*Exercise task*
Only the number is wanted: how many lines hold the word "Lulusan"?

Dataset entries
[start]

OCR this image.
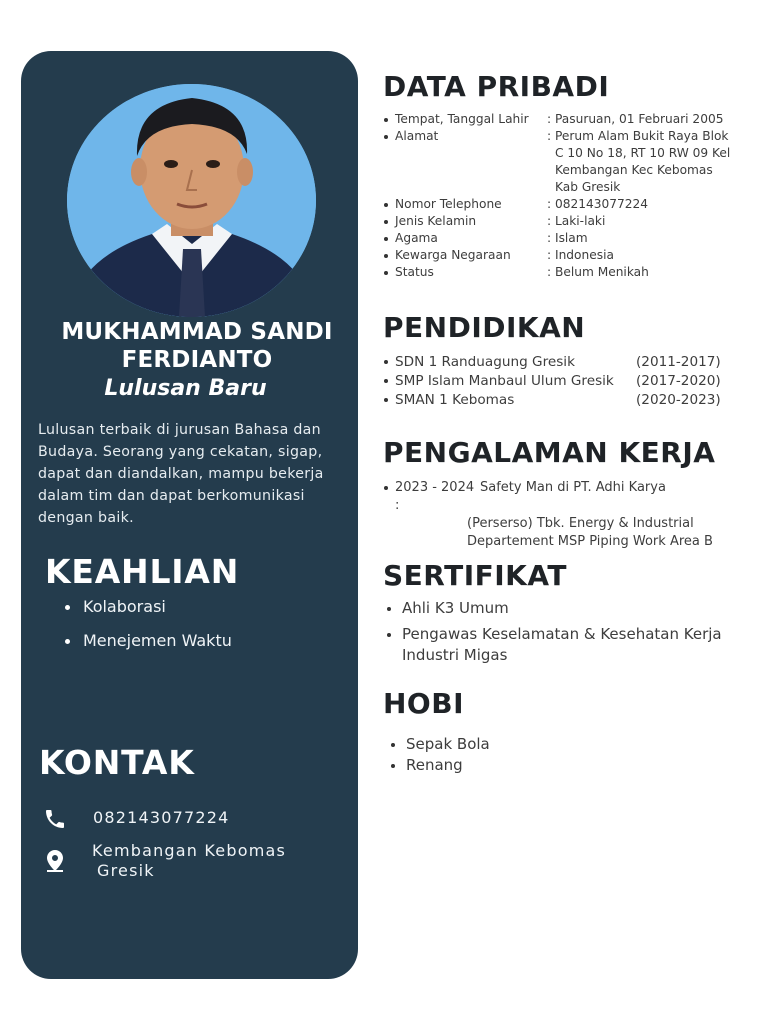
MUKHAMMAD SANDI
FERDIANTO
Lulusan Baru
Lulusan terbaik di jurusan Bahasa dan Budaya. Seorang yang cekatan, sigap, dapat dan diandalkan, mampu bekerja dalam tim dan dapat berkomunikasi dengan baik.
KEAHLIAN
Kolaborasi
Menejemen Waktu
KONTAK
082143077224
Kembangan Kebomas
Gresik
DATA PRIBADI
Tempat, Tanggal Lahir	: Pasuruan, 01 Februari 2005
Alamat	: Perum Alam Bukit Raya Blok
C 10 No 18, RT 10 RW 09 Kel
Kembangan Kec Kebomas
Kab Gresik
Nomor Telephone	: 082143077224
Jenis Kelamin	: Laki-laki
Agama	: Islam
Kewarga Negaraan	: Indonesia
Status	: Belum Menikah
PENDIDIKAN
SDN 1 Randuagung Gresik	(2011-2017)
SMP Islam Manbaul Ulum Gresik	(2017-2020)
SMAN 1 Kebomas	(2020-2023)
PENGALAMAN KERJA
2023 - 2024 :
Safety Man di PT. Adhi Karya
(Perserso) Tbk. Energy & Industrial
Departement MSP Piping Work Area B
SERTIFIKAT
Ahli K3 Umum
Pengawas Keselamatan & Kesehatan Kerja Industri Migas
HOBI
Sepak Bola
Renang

[end]

*Response to this task*
2